Copy out every record precisely.
+++ Material provided
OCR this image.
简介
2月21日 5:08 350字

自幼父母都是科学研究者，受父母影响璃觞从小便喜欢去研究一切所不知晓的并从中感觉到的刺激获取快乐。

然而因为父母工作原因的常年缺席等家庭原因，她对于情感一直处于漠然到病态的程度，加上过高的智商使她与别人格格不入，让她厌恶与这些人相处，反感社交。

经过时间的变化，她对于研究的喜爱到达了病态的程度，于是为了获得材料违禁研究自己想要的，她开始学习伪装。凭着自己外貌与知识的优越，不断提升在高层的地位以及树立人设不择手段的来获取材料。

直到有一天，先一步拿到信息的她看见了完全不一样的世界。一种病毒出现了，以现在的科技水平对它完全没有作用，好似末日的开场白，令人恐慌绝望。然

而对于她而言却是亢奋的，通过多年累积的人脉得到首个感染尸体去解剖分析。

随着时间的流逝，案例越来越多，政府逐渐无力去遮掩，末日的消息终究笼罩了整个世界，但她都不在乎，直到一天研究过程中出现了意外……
++++++
_Result_
OCR this image.
简介
2月21日 5:08 350字

自幼父母都是科学研究者，受父母影响璃觞从小便喜欢去研究一切所不知晓的并从中感觉到的刺激获取快乐。

然而因为父母工作原因的常年缺席等家庭原因，她对于情感一直处于漠然到病态的程度，加上过高的智商使她与别人格格不入，让她厌恶与这些人相处，反感社交。

经过时间的变化，她对于研究的喜爱到达了病态的程度，于是为了获得材料违禁研究自己想要的，她开始学习伪装。凭着自己外貌与知识的优越，不断提升在高层的地位以及树立人设不择手段的来获取材料。

直到有一天，先一步拿到信息的她看见了完全不一样的世界。一种病毒出现了，以现在的科技水平对它完全没有作用，好似末日的开场白，令人恐慌绝望。然

而对于她而言却是亢奋的，通过多年累积的人脉得到首个感染尸体去解剖分析。

随着时间的流逝，案例越来越多，政府逐渐无力去遮掩，末日的消息终究笼罩了整个世界，但她都不在乎，直到一天研究过程中出现了意外……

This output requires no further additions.